▶ [Task prompt] Return the complete listing that follows, with each line reproduced exactly.

▶ [The input]
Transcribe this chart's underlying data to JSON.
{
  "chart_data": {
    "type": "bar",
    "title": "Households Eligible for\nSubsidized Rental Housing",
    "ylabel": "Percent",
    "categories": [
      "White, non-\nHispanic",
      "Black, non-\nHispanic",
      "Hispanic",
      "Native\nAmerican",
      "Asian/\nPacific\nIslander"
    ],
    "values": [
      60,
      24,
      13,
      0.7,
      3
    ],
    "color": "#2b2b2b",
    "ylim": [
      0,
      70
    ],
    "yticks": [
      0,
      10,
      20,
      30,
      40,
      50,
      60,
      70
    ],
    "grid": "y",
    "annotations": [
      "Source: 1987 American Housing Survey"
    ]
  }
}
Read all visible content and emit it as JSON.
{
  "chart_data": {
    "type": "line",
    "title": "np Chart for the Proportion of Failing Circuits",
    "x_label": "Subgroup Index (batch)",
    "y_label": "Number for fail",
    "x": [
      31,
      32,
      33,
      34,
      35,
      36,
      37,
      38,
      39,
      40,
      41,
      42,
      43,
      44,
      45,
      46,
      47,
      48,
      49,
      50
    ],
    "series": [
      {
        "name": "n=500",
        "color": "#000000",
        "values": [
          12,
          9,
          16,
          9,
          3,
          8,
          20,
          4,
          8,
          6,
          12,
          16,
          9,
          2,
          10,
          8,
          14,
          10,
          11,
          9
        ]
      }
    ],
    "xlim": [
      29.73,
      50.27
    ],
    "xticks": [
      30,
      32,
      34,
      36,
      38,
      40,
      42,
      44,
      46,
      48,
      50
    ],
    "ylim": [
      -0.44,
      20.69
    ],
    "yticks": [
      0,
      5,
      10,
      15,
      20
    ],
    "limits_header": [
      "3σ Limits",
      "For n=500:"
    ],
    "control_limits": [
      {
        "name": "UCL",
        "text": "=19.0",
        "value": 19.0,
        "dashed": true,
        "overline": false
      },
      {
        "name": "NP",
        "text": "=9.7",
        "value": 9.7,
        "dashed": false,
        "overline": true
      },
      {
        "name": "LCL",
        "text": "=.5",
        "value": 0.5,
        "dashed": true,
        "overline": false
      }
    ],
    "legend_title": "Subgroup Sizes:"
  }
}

▶ [Exercise output]
Transcribe this chart's underlying data to JSON.
{
  "chart_data": {
    "type": "bar",
    "title": "Households Eligible for\nSubsidized Rental Housing",
    "ylabel": "Percent",
    "categories": [
      "White, non-\nHispanic",
      "Black, non-\nHispanic",
      "Hispanic",
      "Native\nAmerican",
      "Asian/\nPacific\nIslander"
    ],
    "values": [
      60,
      24,
      13,
      0.7,
      3
    ],
    "color": "#2b2b2b",
    "ylim": [
      0,
      70
    ],
    "yticks": [
      0,
      10,
      20,
      30,
      40,
      50,
      60,
      70
    ],
    "grid": "y",
    "annotations": [
      "Source: 1987 American Housing Survey"
    ]
  }
}
Read all visible content and emit it as JSON.
{
  "chart_data": {
    "type": "line",
    "title": "np Chart for the Proportion of Failing Circuits",
    "x_label": "Subgroup Index (batch)",
    "y_label": "Number for fail",
    "x": [
      31,
      32,
      33,
      34,
      35,
      36,
      37,
      38,
      39,
      40,
      41,
      42,
      43,
      44,
      45,
      46,
      47,
      48,
      49,
      50
    ],
    "series": [
      {
        "name": "n=500",
        "color": "#000000",
        "values": [
          12,
          9,
          16,
          9,
          3,
          8,
          20,
          4,
          8,
          6,
          12,
          16,
          9,
          2,
          10,
          8,
          14,
          10,
          11,
          9
        ]
      }
    ],
    "xlim": [
      29.73,
      50.27
    ],
    "xticks": [
      30,
      32,
      34,
      36,
      38,
      40,
      42,
      44,
      46,
      48,
      50
    ],
    "ylim": [
      -0.44,
      20.69
    ],
    "yticks": [
      0,
      5,
      10,
      15,
      20
    ],
    "limits_header": [
      "3σ Limits",
      "For n=500:"
    ],
    "control_limits": [
      {
        "name": "UCL",
        "text": "=19.0",
        "value": 19.0,
        "dashed": true,
        "overline": false
      },
      {
        "name": "NP",
        "text": "=9.7",
        "value": 9.7,
        "dashed": false,
        "overline": true
      },
      {
        "name": "LCL",
        "text": "=.5",
        "value": 0.5,
        "dashed": true,
        "overline": false
      }
    ],
    "legend_title": "Subgroup Sizes:"
  }
}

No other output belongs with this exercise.